[Set task]
Report back each line of the records that contains the string "name".

[Dataset records]
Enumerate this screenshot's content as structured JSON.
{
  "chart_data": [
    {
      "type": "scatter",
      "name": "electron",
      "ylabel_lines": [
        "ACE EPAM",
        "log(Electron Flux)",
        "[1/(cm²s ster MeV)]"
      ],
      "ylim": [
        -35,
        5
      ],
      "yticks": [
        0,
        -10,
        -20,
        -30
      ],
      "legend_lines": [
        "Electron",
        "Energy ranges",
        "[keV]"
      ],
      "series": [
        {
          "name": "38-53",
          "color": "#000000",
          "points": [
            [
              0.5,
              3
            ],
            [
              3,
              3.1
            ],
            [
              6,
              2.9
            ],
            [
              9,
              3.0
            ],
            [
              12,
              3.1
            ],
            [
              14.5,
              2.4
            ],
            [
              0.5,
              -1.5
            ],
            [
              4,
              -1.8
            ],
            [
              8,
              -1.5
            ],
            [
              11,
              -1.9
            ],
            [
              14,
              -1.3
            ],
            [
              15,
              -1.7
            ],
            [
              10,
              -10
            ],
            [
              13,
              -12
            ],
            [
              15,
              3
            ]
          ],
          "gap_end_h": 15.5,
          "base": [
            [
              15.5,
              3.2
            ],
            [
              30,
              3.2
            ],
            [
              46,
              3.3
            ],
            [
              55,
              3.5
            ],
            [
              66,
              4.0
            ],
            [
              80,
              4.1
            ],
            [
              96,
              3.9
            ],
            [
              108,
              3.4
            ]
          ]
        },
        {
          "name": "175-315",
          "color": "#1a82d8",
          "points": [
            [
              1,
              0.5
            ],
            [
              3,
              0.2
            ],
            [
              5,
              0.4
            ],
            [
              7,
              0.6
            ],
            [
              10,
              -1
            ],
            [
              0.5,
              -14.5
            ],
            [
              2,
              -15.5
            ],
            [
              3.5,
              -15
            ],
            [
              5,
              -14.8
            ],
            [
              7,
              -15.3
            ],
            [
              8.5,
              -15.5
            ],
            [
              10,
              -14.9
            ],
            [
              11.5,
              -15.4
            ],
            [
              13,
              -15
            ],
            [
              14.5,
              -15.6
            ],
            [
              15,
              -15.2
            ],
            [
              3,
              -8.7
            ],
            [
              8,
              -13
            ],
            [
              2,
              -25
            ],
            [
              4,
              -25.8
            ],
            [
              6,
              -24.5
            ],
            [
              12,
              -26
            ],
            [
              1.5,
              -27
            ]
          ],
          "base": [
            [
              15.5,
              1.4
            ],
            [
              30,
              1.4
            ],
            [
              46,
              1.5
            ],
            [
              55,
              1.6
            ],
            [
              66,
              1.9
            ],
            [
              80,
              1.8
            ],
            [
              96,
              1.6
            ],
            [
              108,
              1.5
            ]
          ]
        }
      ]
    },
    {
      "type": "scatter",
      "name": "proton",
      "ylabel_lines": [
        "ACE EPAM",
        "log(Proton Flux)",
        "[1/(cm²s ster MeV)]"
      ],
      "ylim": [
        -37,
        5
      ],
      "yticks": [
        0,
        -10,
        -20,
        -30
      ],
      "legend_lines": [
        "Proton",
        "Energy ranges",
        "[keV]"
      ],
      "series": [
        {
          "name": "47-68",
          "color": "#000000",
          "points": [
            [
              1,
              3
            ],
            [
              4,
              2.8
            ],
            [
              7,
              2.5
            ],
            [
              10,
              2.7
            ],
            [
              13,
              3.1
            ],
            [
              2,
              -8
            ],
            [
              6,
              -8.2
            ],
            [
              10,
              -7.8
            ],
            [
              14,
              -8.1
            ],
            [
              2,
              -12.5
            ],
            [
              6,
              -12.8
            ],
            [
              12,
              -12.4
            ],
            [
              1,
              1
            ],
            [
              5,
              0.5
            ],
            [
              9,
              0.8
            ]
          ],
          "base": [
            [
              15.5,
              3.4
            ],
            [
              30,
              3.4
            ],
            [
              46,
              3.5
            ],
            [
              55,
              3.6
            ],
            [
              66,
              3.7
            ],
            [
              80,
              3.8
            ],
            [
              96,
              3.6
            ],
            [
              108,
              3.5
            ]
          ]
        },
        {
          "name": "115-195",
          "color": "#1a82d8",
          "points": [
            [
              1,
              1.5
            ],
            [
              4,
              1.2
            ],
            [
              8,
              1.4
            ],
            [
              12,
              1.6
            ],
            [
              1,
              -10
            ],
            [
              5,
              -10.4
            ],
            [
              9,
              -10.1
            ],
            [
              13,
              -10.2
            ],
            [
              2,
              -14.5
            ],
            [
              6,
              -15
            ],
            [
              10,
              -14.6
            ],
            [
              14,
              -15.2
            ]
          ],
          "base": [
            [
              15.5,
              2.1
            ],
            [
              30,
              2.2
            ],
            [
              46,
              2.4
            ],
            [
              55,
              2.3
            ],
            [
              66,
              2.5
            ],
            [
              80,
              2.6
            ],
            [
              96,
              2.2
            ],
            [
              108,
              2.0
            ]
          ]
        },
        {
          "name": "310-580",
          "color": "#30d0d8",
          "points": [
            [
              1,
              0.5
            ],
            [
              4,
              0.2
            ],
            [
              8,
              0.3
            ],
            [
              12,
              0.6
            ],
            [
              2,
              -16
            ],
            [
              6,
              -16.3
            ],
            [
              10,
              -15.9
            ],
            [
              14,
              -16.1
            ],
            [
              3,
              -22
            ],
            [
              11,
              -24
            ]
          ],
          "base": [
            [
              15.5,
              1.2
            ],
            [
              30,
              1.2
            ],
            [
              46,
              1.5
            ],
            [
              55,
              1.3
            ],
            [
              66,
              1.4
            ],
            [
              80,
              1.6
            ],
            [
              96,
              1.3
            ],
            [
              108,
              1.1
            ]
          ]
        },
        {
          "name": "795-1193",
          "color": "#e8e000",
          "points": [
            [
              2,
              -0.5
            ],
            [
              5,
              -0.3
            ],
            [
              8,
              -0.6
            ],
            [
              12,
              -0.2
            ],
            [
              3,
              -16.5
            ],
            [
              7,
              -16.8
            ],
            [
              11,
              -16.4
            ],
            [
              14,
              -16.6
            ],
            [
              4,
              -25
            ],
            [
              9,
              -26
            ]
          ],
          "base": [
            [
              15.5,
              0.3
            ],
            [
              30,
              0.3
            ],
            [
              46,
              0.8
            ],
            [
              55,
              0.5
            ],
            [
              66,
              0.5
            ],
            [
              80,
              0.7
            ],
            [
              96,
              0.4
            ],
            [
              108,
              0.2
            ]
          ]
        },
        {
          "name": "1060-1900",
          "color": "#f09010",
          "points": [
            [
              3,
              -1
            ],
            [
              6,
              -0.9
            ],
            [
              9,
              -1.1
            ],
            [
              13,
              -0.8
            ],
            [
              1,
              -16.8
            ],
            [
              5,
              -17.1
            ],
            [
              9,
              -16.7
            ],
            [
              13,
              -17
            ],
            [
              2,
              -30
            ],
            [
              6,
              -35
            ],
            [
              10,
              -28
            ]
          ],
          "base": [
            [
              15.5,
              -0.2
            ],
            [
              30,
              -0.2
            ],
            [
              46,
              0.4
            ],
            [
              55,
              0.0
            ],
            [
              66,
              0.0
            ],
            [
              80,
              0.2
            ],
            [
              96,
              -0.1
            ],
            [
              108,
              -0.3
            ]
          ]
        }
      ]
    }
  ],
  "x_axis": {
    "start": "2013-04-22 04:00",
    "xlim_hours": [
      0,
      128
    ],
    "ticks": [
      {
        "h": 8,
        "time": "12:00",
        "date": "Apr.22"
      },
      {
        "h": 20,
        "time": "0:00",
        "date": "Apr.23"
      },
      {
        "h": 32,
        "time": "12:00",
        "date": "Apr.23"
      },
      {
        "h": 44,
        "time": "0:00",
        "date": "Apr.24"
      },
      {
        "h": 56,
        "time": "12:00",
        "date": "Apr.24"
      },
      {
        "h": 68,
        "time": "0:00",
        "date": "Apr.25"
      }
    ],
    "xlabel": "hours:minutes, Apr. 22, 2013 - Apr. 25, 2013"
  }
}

[Result of the task]
      "name": "electron",
          "name": "38-53",
          "name": "175-315",
      "name": "proton",
          "name": "47-68",
          "name": "115-195",
          "name": "310-580",
          "name": "795-1193",
          "name": "1060-1900",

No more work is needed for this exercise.